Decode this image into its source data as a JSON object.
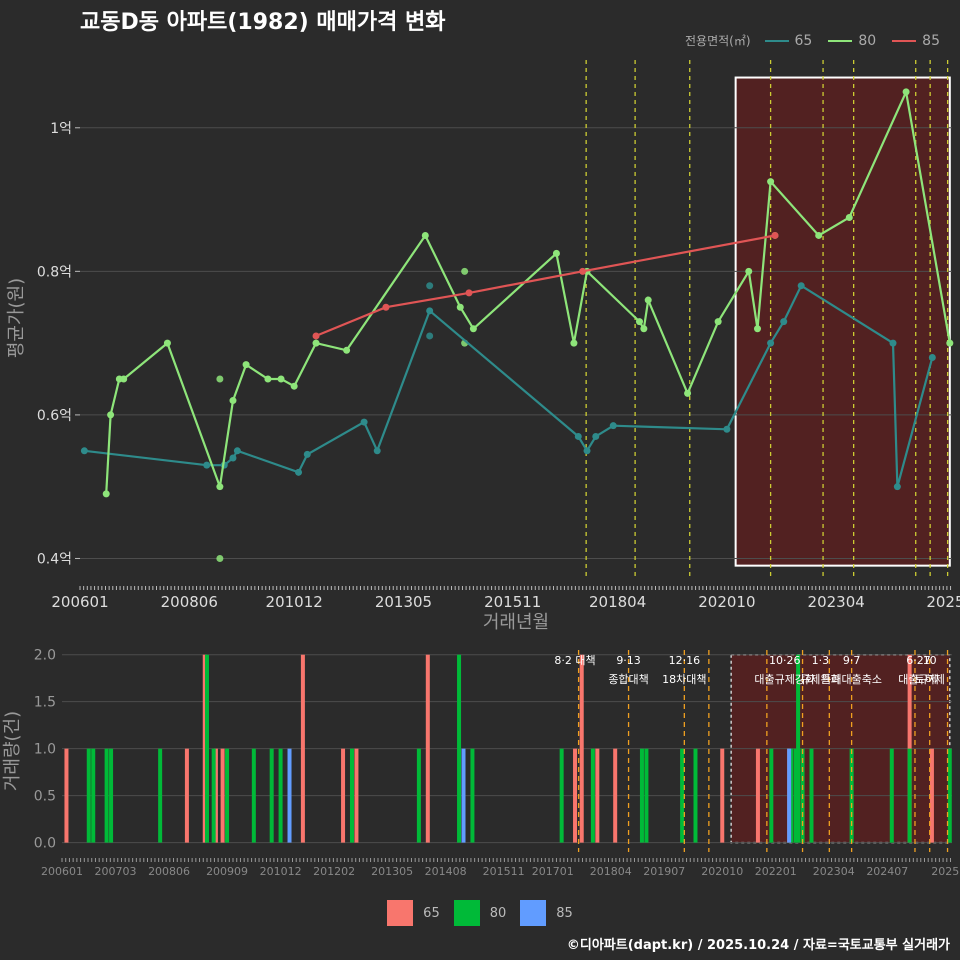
{
  "title": "교동D동 아파트(1982) 매매가격 변화",
  "footer": "©디아파트(dapt.kr) / 2025.10.24 / 자료=국토교통부 실거래가",
  "legend_title": "전용면적(㎡)",
  "colors": {
    "background": "#2b2b2b",
    "grid": "#4d4d4d",
    "line_65": "#2e8b8b",
    "line_80": "#8ee57a",
    "line_85": "#e05555",
    "bar_65": "#f8766d",
    "bar_80": "#00ba38",
    "bar_85": "#619cff",
    "policy_top": "#cccc33",
    "policy_bottom": "#f0a020",
    "highlight_fill": "#5c1f1f",
    "text_axis": "#dddddd",
    "text_axis_bottom": "#888888"
  },
  "chart_data": [
    {
      "type": "line",
      "name": "price",
      "title": "교동D동 아파트(1982) 매매가격 변화",
      "xlabel": "거래년월",
      "ylabel": "평균가(원)",
      "xlim": [
        2006.0,
        2025.95
      ],
      "ylim": [
        0.37,
        1.1
      ],
      "x_ticks": [
        2006.0,
        2008.5,
        2010.9,
        2013.4,
        2015.9,
        2018.3,
        2020.8,
        2023.3,
        2025.8
      ],
      "x_tick_labels": [
        "200601",
        "200806",
        "201012",
        "201305",
        "201511",
        "201804",
        "202010",
        "202304",
        "2025"
      ],
      "y_ticks": [
        0.4,
        0.6,
        0.8,
        1.0
      ],
      "y_tick_labels": [
        "0.4억",
        "0.6억",
        "0.8억",
        "1억"
      ],
      "highlight_range": [
        2021.0,
        2025.9
      ],
      "policy_lines": [
        2017.58,
        2018.7,
        2019.95,
        2021.8,
        2023.0,
        2023.7,
        2025.12,
        2025.45,
        2025.85
      ],
      "series": [
        {
          "name": "65",
          "points": [
            [
              2006.1,
              0.55
            ],
            [
              2008.9,
              0.53
            ],
            [
              2009.3,
              0.53
            ],
            [
              2009.5,
              0.54
            ],
            [
              2009.6,
              0.55
            ],
            [
              2011.0,
              0.52
            ],
            [
              2011.2,
              0.545
            ],
            [
              2012.5,
              0.59
            ],
            [
              2012.8,
              0.55
            ],
            [
              2014.0,
              0.745
            ],
            [
              2017.4,
              0.57
            ],
            [
              2017.6,
              0.55
            ],
            [
              2017.8,
              0.57
            ],
            [
              2018.2,
              0.585
            ],
            [
              2020.8,
              0.58
            ],
            [
              2021.8,
              0.7
            ],
            [
              2022.1,
              0.73
            ],
            [
              2022.5,
              0.78
            ],
            [
              2024.6,
              0.7
            ],
            [
              2024.7,
              0.5
            ],
            [
              2025.5,
              0.68
            ]
          ]
        },
        {
          "name": "80",
          "points": [
            [
              2006.6,
              0.49
            ],
            [
              2006.7,
              0.6
            ],
            [
              2006.9,
              0.65
            ],
            [
              2007.0,
              0.65
            ],
            [
              2008.0,
              0.7
            ],
            [
              2009.2,
              0.5
            ],
            [
              2009.5,
              0.62
            ],
            [
              2009.8,
              0.67
            ],
            [
              2010.3,
              0.65
            ],
            [
              2010.6,
              0.65
            ],
            [
              2010.9,
              0.64
            ],
            [
              2011.4,
              0.7
            ],
            [
              2012.1,
              0.69
            ],
            [
              2013.9,
              0.85
            ],
            [
              2014.7,
              0.75
            ],
            [
              2015.0,
              0.72
            ],
            [
              2016.9,
              0.825
            ],
            [
              2017.3,
              0.7
            ],
            [
              2017.6,
              0.8
            ],
            [
              2018.8,
              0.73
            ],
            [
              2018.9,
              0.72
            ],
            [
              2019.0,
              0.76
            ],
            [
              2019.9,
              0.63
            ],
            [
              2020.6,
              0.73
            ],
            [
              2021.3,
              0.8
            ],
            [
              2021.5,
              0.72
            ],
            [
              2021.8,
              0.925
            ],
            [
              2022.9,
              0.85
            ],
            [
              2023.6,
              0.875
            ],
            [
              2024.9,
              1.05
            ],
            [
              2025.9,
              0.7
            ]
          ]
        },
        {
          "name": "85",
          "points": [
            [
              2011.4,
              0.71
            ],
            [
              2013.0,
              0.75
            ],
            [
              2014.9,
              0.77
            ],
            [
              2017.5,
              0.8
            ],
            [
              2021.9,
              0.85
            ]
          ]
        }
      ],
      "scatter": [
        {
          "name": "65",
          "points": [
            [
              2014.0,
              0.78
            ],
            [
              2014.0,
              0.71
            ]
          ]
        },
        {
          "name": "80",
          "points": [
            [
              2009.2,
              0.4
            ],
            [
              2009.2,
              0.65
            ],
            [
              2014.8,
              0.8
            ],
            [
              2014.8,
              0.7
            ],
            [
              2021.9,
              0.85
            ]
          ]
        }
      ]
    },
    {
      "type": "bar",
      "name": "volume",
      "ylabel": "거래량(건)",
      "xlim": [
        2006.0,
        2025.95
      ],
      "ylim": [
        -0.1,
        2.05
      ],
      "y_ticks": [
        0.0,
        0.5,
        1.0,
        1.5,
        2.0
      ],
      "y_tick_labels": [
        "0.0",
        "0.5",
        "1.0",
        "1.5",
        "2.0"
      ],
      "x_ticks": [
        2006.0,
        2007.2,
        2008.4,
        2009.7,
        2010.9,
        2012.1,
        2013.4,
        2014.6,
        2015.9,
        2017.0,
        2018.3,
        2019.5,
        2020.8,
        2022.0,
        2023.3,
        2024.5,
        2025.8
      ],
      "x_tick_labels": [
        "200601",
        "200703",
        "200806",
        "200909",
        "201012",
        "201202",
        "201305",
        "201408",
        "201511",
        "201701",
        "201804",
        "201907",
        "202010",
        "202201",
        "202304",
        "202407",
        "2025"
      ],
      "highlight_range": [
        2021.0,
        2025.9
      ],
      "policy_lines": [
        2017.58,
        2018.7,
        2019.95,
        2020.5,
        2021.8,
        2022.6,
        2023.2,
        2023.7,
        2025.12,
        2025.45,
        2025.85
      ],
      "policy_labels": [
        {
          "x": 2017.5,
          "line1": "8·2 대책",
          "line2": ""
        },
        {
          "x": 2018.7,
          "line1": "9·13",
          "line2": "종합대책"
        },
        {
          "x": 2019.95,
          "line1": "12·16",
          "line2": "18차대책"
        },
        {
          "x": 2022.2,
          "line1": "10·26",
          "line2": "대출규제강화"
        },
        {
          "x": 2023.0,
          "line1": "1·3",
          "line2": "규제완화"
        },
        {
          "x": 2023.7,
          "line1": "9·7",
          "line2": "특례대출축소"
        },
        {
          "x": 2025.2,
          "line1": "6·27",
          "line2": "대출규제"
        },
        {
          "x": 2025.45,
          "line1": "10",
          "line2": "토허제"
        }
      ],
      "series": [
        {
          "name": "65",
          "bars": [
            [
              2006.1,
              1
            ],
            [
              2008.8,
              1
            ],
            [
              2009.2,
              2
            ],
            [
              2009.45,
              1
            ],
            [
              2009.6,
              1
            ],
            [
              2011.4,
              2
            ],
            [
              2012.3,
              1
            ],
            [
              2012.6,
              1
            ],
            [
              2014.2,
              2
            ],
            [
              2017.5,
              1
            ],
            [
              2017.65,
              2
            ],
            [
              2018.0,
              1
            ],
            [
              2018.4,
              1
            ],
            [
              2020.8,
              1
            ],
            [
              2021.6,
              1
            ],
            [
              2022.3,
              1
            ],
            [
              2025.0,
              2
            ],
            [
              2025.5,
              1
            ]
          ]
        },
        {
          "name": "80",
          "bars": [
            [
              2006.6,
              1
            ],
            [
              2006.7,
              1
            ],
            [
              2007.0,
              1
            ],
            [
              2007.1,
              1
            ],
            [
              2008.2,
              1
            ],
            [
              2009.25,
              2
            ],
            [
              2009.4,
              1
            ],
            [
              2009.7,
              1
            ],
            [
              2010.3,
              1
            ],
            [
              2010.7,
              1
            ],
            [
              2010.9,
              1
            ],
            [
              2012.5,
              1
            ],
            [
              2014.0,
              1
            ],
            [
              2014.9,
              2
            ],
            [
              2015.2,
              1
            ],
            [
              2017.2,
              1
            ],
            [
              2017.9,
              1
            ],
            [
              2019.0,
              1
            ],
            [
              2019.1,
              1
            ],
            [
              2019.9,
              1
            ],
            [
              2020.2,
              1
            ],
            [
              2021.9,
              1
            ],
            [
              2022.35,
              1
            ],
            [
              2022.45,
              1
            ],
            [
              2022.5,
              2
            ],
            [
              2022.6,
              1
            ],
            [
              2022.8,
              1
            ],
            [
              2023.7,
              1
            ],
            [
              2024.6,
              1
            ],
            [
              2025.0,
              1
            ],
            [
              2025.9,
              1
            ]
          ]
        },
        {
          "name": "85",
          "bars": [
            [
              2011.1,
              1
            ],
            [
              2015.0,
              1
            ],
            [
              2022.3,
              1
            ]
          ]
        }
      ]
    }
  ]
}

————————

- _DIRECTIONS FOR THIS TASK_: Go through the records and copy each line with "교동D동" in it.

- _WORKED ANSWER_:
  "title": "교동D동 아파트(1982) 매매가격 변화",
      "title": "교동D동 아파트(1982) 매매가격 변화",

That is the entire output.